**STATED PROBLEM:** Copy every line that holds "rectangle".

Dataset records:
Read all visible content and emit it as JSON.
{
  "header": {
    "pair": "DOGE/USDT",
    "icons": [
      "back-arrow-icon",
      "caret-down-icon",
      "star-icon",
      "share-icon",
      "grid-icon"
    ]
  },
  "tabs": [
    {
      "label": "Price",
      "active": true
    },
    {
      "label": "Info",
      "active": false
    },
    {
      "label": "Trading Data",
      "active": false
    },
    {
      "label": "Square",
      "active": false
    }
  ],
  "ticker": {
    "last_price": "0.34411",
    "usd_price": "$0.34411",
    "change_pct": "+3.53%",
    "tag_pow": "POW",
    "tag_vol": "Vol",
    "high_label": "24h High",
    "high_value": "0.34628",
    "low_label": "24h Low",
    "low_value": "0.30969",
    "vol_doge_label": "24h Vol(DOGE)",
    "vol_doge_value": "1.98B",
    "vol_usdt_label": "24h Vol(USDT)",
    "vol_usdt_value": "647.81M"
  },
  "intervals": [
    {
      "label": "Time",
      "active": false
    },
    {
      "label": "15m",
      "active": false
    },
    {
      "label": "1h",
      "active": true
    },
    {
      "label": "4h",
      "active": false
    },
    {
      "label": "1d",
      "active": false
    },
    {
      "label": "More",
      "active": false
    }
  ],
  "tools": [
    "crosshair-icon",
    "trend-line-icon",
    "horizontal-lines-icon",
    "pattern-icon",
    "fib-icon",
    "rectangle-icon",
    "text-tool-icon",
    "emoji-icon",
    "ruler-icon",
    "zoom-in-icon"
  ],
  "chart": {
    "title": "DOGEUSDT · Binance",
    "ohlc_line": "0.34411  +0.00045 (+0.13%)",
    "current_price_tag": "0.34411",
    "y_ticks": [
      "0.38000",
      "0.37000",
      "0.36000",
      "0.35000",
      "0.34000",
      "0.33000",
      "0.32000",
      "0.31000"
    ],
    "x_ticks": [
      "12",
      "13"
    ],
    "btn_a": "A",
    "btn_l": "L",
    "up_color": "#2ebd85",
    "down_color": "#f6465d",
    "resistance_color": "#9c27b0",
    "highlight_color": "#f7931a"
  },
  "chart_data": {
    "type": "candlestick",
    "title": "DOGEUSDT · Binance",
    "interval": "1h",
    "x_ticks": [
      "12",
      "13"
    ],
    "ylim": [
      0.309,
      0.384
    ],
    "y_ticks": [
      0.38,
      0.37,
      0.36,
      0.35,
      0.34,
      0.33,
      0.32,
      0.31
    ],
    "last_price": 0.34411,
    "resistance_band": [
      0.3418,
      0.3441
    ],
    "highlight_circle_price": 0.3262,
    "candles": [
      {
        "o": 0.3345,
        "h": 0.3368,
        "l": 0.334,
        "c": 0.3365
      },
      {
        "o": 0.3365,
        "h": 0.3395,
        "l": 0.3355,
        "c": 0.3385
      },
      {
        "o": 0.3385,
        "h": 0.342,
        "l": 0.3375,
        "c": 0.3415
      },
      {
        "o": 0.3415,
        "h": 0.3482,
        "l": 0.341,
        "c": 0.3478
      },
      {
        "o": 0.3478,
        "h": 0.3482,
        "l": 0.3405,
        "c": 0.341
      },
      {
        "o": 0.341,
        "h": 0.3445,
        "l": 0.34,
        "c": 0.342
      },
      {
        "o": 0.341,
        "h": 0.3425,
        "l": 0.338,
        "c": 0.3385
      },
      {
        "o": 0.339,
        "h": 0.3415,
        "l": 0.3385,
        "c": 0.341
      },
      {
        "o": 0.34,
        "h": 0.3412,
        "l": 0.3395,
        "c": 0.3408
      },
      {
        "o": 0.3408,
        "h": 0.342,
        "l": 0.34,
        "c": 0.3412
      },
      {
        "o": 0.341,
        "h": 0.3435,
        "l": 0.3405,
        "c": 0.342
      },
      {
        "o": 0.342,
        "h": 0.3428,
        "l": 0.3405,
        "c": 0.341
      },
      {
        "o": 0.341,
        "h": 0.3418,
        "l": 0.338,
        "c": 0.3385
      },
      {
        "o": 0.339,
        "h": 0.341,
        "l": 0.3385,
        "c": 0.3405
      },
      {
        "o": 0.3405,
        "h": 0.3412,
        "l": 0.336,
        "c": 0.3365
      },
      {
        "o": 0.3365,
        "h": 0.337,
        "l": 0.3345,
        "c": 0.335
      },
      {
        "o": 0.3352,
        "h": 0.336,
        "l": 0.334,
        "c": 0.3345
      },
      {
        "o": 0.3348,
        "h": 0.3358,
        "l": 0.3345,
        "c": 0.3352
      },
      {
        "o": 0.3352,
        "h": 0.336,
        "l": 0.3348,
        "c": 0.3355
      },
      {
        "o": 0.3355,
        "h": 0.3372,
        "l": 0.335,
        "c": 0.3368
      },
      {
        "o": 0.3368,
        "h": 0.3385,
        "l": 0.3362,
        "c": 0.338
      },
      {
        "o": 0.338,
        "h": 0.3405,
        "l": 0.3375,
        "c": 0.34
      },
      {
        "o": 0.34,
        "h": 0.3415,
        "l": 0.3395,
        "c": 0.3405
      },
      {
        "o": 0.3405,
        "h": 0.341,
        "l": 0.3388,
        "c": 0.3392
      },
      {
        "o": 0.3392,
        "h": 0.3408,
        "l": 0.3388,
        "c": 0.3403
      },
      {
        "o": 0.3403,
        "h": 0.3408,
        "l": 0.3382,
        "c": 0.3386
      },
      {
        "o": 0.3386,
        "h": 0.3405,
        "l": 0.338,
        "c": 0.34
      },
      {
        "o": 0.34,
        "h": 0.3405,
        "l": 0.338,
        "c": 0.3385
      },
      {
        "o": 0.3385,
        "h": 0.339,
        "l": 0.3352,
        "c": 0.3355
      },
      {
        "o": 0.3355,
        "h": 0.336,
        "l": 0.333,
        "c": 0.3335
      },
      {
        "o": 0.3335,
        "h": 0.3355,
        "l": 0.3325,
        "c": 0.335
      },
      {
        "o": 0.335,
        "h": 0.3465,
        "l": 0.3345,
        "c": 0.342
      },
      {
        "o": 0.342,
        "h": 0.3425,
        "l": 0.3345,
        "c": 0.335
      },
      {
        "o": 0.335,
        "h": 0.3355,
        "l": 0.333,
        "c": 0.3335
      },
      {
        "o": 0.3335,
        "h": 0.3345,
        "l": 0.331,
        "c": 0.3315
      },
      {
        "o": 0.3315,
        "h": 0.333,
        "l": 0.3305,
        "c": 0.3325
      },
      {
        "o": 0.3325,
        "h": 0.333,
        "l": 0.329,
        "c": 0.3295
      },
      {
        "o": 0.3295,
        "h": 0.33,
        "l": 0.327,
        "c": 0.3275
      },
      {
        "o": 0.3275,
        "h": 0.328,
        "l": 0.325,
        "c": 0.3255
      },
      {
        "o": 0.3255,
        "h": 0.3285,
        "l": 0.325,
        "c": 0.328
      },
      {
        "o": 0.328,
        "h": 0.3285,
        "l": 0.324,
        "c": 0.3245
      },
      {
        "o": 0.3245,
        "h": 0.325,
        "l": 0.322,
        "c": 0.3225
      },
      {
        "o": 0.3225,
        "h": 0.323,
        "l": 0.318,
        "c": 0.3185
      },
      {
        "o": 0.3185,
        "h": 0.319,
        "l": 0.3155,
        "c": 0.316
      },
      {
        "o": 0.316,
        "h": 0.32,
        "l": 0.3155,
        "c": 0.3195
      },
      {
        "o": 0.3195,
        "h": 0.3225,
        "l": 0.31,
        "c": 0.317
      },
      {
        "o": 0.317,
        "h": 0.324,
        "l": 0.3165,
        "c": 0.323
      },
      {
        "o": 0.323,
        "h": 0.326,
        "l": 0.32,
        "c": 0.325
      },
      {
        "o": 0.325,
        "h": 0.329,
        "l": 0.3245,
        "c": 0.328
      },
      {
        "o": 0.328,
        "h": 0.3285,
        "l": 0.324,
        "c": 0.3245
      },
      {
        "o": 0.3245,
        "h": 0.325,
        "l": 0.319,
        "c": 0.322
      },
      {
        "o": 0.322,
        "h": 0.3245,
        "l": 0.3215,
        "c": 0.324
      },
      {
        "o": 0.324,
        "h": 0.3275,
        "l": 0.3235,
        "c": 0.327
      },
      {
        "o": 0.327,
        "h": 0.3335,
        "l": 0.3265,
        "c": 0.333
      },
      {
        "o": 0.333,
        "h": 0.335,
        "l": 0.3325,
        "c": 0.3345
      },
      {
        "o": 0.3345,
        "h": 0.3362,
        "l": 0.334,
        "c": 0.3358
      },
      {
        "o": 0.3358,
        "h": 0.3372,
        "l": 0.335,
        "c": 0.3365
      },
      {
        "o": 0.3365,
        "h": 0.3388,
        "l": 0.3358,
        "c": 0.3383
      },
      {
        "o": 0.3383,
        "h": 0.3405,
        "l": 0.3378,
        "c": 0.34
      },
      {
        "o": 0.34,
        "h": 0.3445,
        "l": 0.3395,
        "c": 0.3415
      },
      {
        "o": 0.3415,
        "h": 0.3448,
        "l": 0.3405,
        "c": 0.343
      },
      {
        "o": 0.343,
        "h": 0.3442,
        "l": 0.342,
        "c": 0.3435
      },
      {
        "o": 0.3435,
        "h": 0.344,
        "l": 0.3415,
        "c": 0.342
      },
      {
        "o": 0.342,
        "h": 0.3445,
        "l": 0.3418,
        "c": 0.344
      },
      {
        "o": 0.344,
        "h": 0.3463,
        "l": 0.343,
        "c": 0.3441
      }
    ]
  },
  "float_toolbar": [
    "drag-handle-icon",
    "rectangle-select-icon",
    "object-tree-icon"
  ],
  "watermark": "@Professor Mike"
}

**TASK SOLUTION:**
    "rectangle-icon",
    "rectangle-select-icon",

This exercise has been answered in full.